═════ TASK DATA
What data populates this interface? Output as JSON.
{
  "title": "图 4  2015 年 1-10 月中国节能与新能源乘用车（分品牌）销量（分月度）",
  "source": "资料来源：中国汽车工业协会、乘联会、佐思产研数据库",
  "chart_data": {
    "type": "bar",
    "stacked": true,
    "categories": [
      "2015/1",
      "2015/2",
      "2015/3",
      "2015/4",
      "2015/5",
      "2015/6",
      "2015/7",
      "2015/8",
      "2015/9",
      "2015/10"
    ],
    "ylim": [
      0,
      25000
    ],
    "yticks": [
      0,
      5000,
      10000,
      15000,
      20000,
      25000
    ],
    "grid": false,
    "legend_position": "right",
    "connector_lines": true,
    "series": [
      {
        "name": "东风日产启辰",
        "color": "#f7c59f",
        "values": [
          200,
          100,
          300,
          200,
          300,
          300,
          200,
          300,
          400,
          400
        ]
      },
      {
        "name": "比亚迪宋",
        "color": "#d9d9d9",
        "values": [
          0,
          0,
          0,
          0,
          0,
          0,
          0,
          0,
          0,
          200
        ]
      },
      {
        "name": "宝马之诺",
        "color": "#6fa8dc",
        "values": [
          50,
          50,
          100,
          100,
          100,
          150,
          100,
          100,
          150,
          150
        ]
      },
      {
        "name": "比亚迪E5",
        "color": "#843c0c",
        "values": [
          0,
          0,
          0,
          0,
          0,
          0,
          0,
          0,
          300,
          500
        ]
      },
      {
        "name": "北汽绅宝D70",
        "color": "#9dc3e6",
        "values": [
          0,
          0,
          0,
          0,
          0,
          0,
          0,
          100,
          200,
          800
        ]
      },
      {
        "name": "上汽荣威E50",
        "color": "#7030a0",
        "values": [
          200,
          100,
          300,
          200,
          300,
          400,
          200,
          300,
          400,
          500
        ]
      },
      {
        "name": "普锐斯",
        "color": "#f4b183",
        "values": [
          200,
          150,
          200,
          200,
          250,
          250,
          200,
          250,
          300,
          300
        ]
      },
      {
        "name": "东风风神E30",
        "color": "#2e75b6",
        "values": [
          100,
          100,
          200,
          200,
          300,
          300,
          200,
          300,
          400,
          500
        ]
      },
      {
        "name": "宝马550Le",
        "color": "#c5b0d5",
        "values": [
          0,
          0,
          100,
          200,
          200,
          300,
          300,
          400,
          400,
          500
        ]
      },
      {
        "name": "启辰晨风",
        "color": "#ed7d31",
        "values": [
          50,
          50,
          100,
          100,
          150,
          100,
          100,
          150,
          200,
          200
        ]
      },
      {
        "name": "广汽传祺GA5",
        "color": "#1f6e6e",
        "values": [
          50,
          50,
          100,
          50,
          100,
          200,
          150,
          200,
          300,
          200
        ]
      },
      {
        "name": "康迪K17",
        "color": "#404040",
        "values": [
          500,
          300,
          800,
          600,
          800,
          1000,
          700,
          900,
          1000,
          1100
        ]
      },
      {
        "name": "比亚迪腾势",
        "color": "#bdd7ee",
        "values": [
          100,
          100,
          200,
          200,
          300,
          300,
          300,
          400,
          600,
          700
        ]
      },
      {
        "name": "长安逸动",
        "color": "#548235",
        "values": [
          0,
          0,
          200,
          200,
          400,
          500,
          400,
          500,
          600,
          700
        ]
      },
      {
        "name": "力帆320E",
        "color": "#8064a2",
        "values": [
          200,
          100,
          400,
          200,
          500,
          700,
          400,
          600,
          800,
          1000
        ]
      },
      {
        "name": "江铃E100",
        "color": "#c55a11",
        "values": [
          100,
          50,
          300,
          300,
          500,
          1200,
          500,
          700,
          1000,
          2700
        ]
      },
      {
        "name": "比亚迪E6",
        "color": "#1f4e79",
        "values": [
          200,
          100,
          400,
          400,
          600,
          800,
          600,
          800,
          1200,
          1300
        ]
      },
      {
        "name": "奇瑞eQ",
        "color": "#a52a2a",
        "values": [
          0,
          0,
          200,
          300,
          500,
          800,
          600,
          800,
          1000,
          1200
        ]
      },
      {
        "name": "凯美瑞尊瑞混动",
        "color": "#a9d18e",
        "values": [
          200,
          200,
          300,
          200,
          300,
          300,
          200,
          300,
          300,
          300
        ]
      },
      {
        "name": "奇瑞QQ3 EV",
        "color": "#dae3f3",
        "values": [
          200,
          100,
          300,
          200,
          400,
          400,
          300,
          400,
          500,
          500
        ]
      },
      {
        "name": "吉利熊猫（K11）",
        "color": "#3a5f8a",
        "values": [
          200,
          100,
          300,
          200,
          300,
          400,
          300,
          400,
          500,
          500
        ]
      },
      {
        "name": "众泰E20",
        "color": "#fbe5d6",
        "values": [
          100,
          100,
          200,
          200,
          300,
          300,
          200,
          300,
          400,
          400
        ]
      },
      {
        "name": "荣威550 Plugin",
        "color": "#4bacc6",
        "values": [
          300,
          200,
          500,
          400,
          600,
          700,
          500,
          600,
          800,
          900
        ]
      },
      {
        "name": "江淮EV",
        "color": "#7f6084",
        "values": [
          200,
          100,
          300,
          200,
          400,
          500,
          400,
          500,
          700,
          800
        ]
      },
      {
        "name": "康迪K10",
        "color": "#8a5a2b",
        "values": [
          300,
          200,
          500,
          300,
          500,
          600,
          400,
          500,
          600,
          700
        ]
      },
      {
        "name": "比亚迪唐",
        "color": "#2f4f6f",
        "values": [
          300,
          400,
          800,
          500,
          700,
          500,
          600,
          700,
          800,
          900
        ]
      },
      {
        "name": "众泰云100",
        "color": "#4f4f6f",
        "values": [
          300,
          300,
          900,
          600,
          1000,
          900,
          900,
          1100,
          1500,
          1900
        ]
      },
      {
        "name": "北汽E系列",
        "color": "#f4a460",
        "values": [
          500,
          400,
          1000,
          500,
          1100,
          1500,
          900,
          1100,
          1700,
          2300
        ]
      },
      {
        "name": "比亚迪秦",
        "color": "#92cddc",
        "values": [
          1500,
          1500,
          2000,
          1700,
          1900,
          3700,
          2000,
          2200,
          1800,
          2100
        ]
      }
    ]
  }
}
══════════
[EXERCISE DIRECTIONS]
Write out every line exactly as it stands.

[FINISHED ANSWER]
What data populates this interface? Output as JSON.
{
  "title": "图 4  2015 年 1-10 月中国节能与新能源乘用车（分品牌）销量（分月度）",
  "source": "资料来源：中国汽车工业协会、乘联会、佐思产研数据库",
  "chart_data": {
    "type": "bar",
    "stacked": true,
    "categories": [
      "2015/1",
      "2015/2",
      "2015/3",
      "2015/4",
      "2015/5",
      "2015/6",
      "2015/7",
      "2015/8",
      "2015/9",
      "2015/10"
    ],
    "ylim": [
      0,
      25000
    ],
    "yticks": [
      0,
      5000,
      10000,
      15000,
      20000,
      25000
    ],
    "grid": false,
    "legend_position": "right",
    "connector_lines": true,
    "series": [
      {
        "name": "东风日产启辰",
        "color": "#f7c59f",
        "values": [
          200,
          100,
          300,
          200,
          300,
          300,
          200,
          300,
          400,
          400
        ]
      },
      {
        "name": "比亚迪宋",
        "color": "#d9d9d9",
        "values": [
          0,
          0,
          0,
          0,
          0,
          0,
          0,
          0,
          0,
          200
        ]
      },
      {
        "name": "宝马之诺",
        "color": "#6fa8dc",
        "values": [
          50,
          50,
          100,
          100,
          100,
          150,
          100,
          100,
          150,
          150
        ]
      },
      {
        "name": "比亚迪E5",
        "color": "#843c0c",
        "values": [
          0,
          0,
          0,
          0,
          0,
          0,
          0,
          0,
          300,
          500
        ]
      },
      {
        "name": "北汽绅宝D70",
        "color": "#9dc3e6",
        "values": [
          0,
          0,
          0,
          0,
          0,
          0,
          0,
          100,
          200,
          800
        ]
      },
      {
        "name": "上汽荣威E50",
        "color": "#7030a0",
        "values": [
          200,
          100,
          300,
          200,
          300,
          400,
          200,
          300,
          400,
          500
        ]
      },
      {
        "name": "普锐斯",
        "color": "#f4b183",
        "values": [
          200,
          150,
          200,
          200,
          250,
          250,
          200,
          250,
          300,
          300
        ]
      },
      {
        "name": "东风风神E30",
        "color": "#2e75b6",
        "values": [
          100,
          100,
          200,
          200,
          300,
          300,
          200,
          300,
          400,
          500
        ]
      },
      {
        "name": "宝马550Le",
        "color": "#c5b0d5",
        "values": [
          0,
          0,
          100,
          200,
          200,
          300,
          300,
          400,
          400,
          500
        ]
      },
      {
        "name": "启辰晨风",
        "color": "#ed7d31",
        "values": [
          50,
          50,
          100,
          100,
          150,
          100,
          100,
          150,
          200,
          200
        ]
      },
      {
        "name": "广汽传祺GA5",
        "color": "#1f6e6e",
        "values": [
          50,
          50,
          100,
          50,
          100,
          200,
          150,
          200,
          300,
          200
        ]
      },
      {
        "name": "康迪K17",
        "color": "#404040",
        "values": [
          500,
          300,
          800,
          600,
          800,
          1000,
          700,
          900,
          1000,
          1100
        ]
      },
      {
        "name": "比亚迪腾势",
        "color": "#bdd7ee",
        "values": [
          100,
          100,
          200,
          200,
          300,
          300,
          300,
          400,
          600,
          700
        ]
      },
      {
        "name": "长安逸动",
        "color": "#548235",
        "values": [
          0,
          0,
          200,
          200,
          400,
          500,
          400,
          500,
          600,
          700
        ]
      },
      {
        "name": "力帆320E",
        "color": "#8064a2",
        "values": [
          200,
          100,
          400,
          200,
          500,
          700,
          400,
          600,
          800,
          1000
        ]
      },
      {
        "name": "江铃E100",
        "color": "#c55a11",
        "values": [
          100,
          50,
          300,
          300,
          500,
          1200,
          500,
          700,
          1000,
          2700
        ]
      },
      {
        "name": "比亚迪E6",
        "color": "#1f4e79",
        "values": [
          200,
          100,
          400,
          400,
          600,
          800,
          600,
          800,
          1200,
          1300
        ]
      },
      {
        "name": "奇瑞eQ",
        "color": "#a52a2a",
        "values": [
          0,
          0,
          200,
          300,
          500,
          800,
          600,
          800,
          1000,
          1200
        ]
      },
      {
        "name": "凯美瑞尊瑞混动",
        "color": "#a9d18e",
        "values": [
          200,
          200,
          300,
          200,
          300,
          300,
          200,
          300,
          300,
          300
        ]
      },
      {
        "name": "奇瑞QQ3 EV",
        "color": "#dae3f3",
        "values": [
          200,
          100,
          300,
          200,
          400,
          400,
          300,
          400,
          500,
          500
        ]
      },
      {
        "name": "吉利熊猫（K11）",
        "color": "#3a5f8a",
        "values": [
          200,
          100,
          300,
          200,
          300,
          400,
          300,
          400,
          500,
          500
        ]
      },
      {
        "name": "众泰E20",
        "color": "#fbe5d6",
        "values": [
          100,
          100,
          200,
          200,
          300,
          300,
          200,
          300,
          400,
          400
        ]
      },
      {
        "name": "荣威550 Plugin",
        "color": "#4bacc6",
        "values": [
          300,
          200,
          500,
          400,
          600,
          700,
          500,
          600,
          800,
          900
        ]
      },
      {
        "name": "江淮EV",
        "color": "#7f6084",
        "values": [
          200,
          100,
          300,
          200,
          400,
          500,
          400,
          500,
          700,
          800
        ]
      },
      {
        "name": "康迪K10",
        "color": "#8a5a2b",
        "values": [
          300,
          200,
          500,
          300,
          500,
          600,
          400,
          500,
          600,
          700
        ]
      },
      {
        "name": "比亚迪唐",
        "color": "#2f4f6f",
        "values": [
          300,
          400,
          800,
          500,
          700,
          500,
          600,
          700,
          800,
          900
        ]
      },
      {
        "name": "众泰云100",
        "color": "#4f4f6f",
        "values": [
          300,
          300,
          900,
          600,
          1000,
          900,
          900,
          1100,
          1500,
          1900
        ]
      },
      {
        "name": "北汽E系列",
        "color": "#f4a460",
        "values": [
          500,
          400,
          1000,
          500,
          1100,
          1500,
          900,
          1100,
          1700,
          2300
        ]
      },
      {
        "name": "比亚迪秦",
        "color": "#92cddc",
        "values": [
          1500,
          1500,
          2000,
          1700,
          1900,
          3700,
          2000,
          2200,
          1800,
          2100
        ]
      }
    ]
  }
}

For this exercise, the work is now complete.